= GIVEN REQUEST =
Print out each record below, unaltered and complete, without its images.

= DATA LINES =
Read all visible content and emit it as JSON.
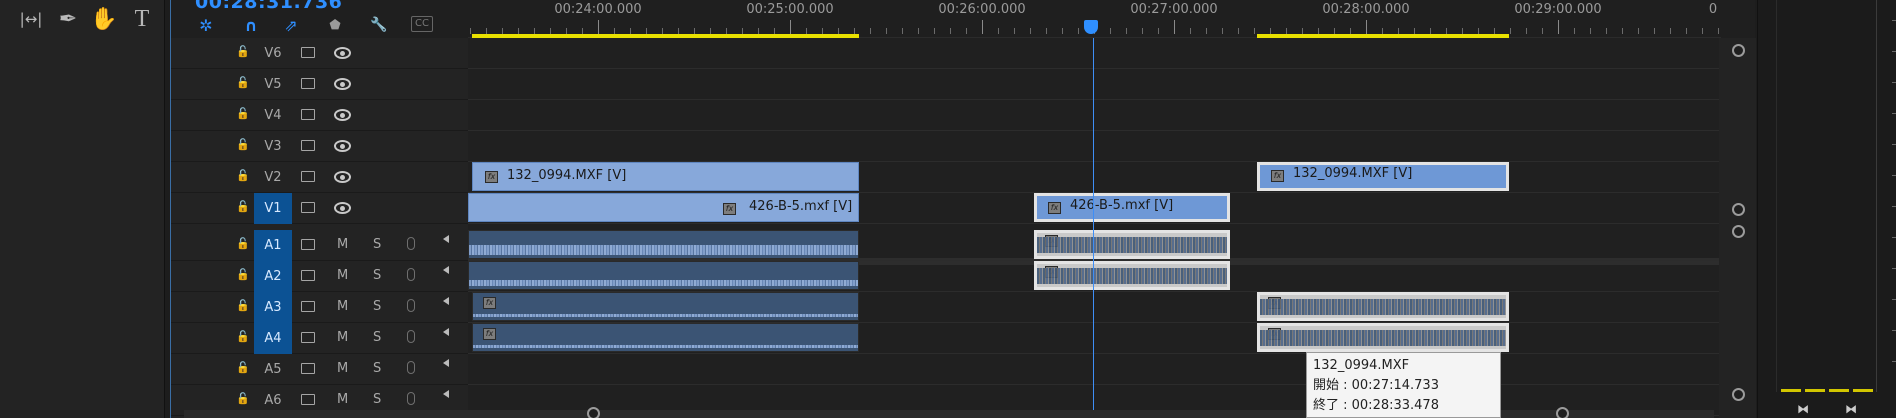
{
  "tools": {
    "items": [
      {
        "name": "slip-tool",
        "glyph": "|↔|"
      },
      {
        "name": "pen-tool",
        "glyph": "✒"
      },
      {
        "name": "hand-tool",
        "glyph": "✋"
      },
      {
        "name": "type-tool",
        "glyph": "T"
      }
    ]
  },
  "timeline": {
    "timecode": "00:28:31.736",
    "toolbar": {
      "nest_icon": "✲",
      "snap_icon": "∩",
      "linked_icon": "⇗",
      "marker_icon": "⬟",
      "wrench_icon": "🔧",
      "captions_label": "CC"
    },
    "ruler": {
      "labels": [
        "00:24:00.000",
        "00:25:00.000",
        "00:26:00.000",
        "00:27:00.000",
        "00:28:00.000",
        "00:29:00.000",
        "0"
      ]
    },
    "video_tracks": [
      "V6",
      "V5",
      "V4",
      "V3",
      "V2",
      "V1"
    ],
    "audio_tracks": [
      "A1",
      "A2",
      "A3",
      "A4",
      "A5",
      "A6"
    ],
    "audio_mute_label": "M",
    "audio_solo_label": "S",
    "clips": {
      "v2_left": "132_0994.MXF [V]",
      "v1_left": "426-B-5.mxf [V]",
      "v1_mid": "426-B-5.mxf [V]",
      "v2_right": "132_0994.MXF [V]",
      "fx_badge": "fx"
    },
    "tooltip": {
      "name": "132_0994.MXF",
      "start": "開始 : 00:27:14.733",
      "end": "終了 : 00:28:33.478"
    }
  },
  "meters": {
    "left_button_icon": "⧓",
    "right_button_icon": "⧓"
  }
}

= EXERCISE RESULT =
Read all visible content and emit it as JSON.
{
  "tools": {
    "items": [
      {
        "name": "slip-tool",
        "glyph": "|↔|"
      },
      {
        "name": "pen-tool",
        "glyph": "✒"
      },
      {
        "name": "hand-tool",
        "glyph": "✋"
      },
      {
        "name": "type-tool",
        "glyph": "T"
      }
    ]
  },
  "timeline": {
    "timecode": "00:28:31.736",
    "toolbar": {
      "nest_icon": "✲",
      "snap_icon": "∩",
      "linked_icon": "⇗",
      "marker_icon": "⬟",
      "wrench_icon": "🔧",
      "captions_label": "CC"
    },
    "ruler": {
      "labels": [
        "00:24:00.000",
        "00:25:00.000",
        "00:26:00.000",
        "00:27:00.000",
        "00:28:00.000",
        "00:29:00.000",
        "0"
      ]
    },
    "video_tracks": [
      "V6",
      "V5",
      "V4",
      "V3",
      "V2",
      "V1"
    ],
    "audio_tracks": [
      "A1",
      "A2",
      "A3",
      "A4",
      "A5",
      "A6"
    ],
    "audio_mute_label": "M",
    "audio_solo_label": "S",
    "clips": {
      "v2_left": "132_0994.MXF [V]",
      "v1_left": "426-B-5.mxf [V]",
      "v1_mid": "426-B-5.mxf [V]",
      "v2_right": "132_0994.MXF [V]",
      "fx_badge": "fx"
    },
    "tooltip": {
      "name": "132_0994.MXF",
      "start": "開始 : 00:27:14.733",
      "end": "終了 : 00:28:33.478"
    }
  },
  "meters": {
    "left_button_icon": "⧓",
    "right_button_icon": "⧓"
  }
}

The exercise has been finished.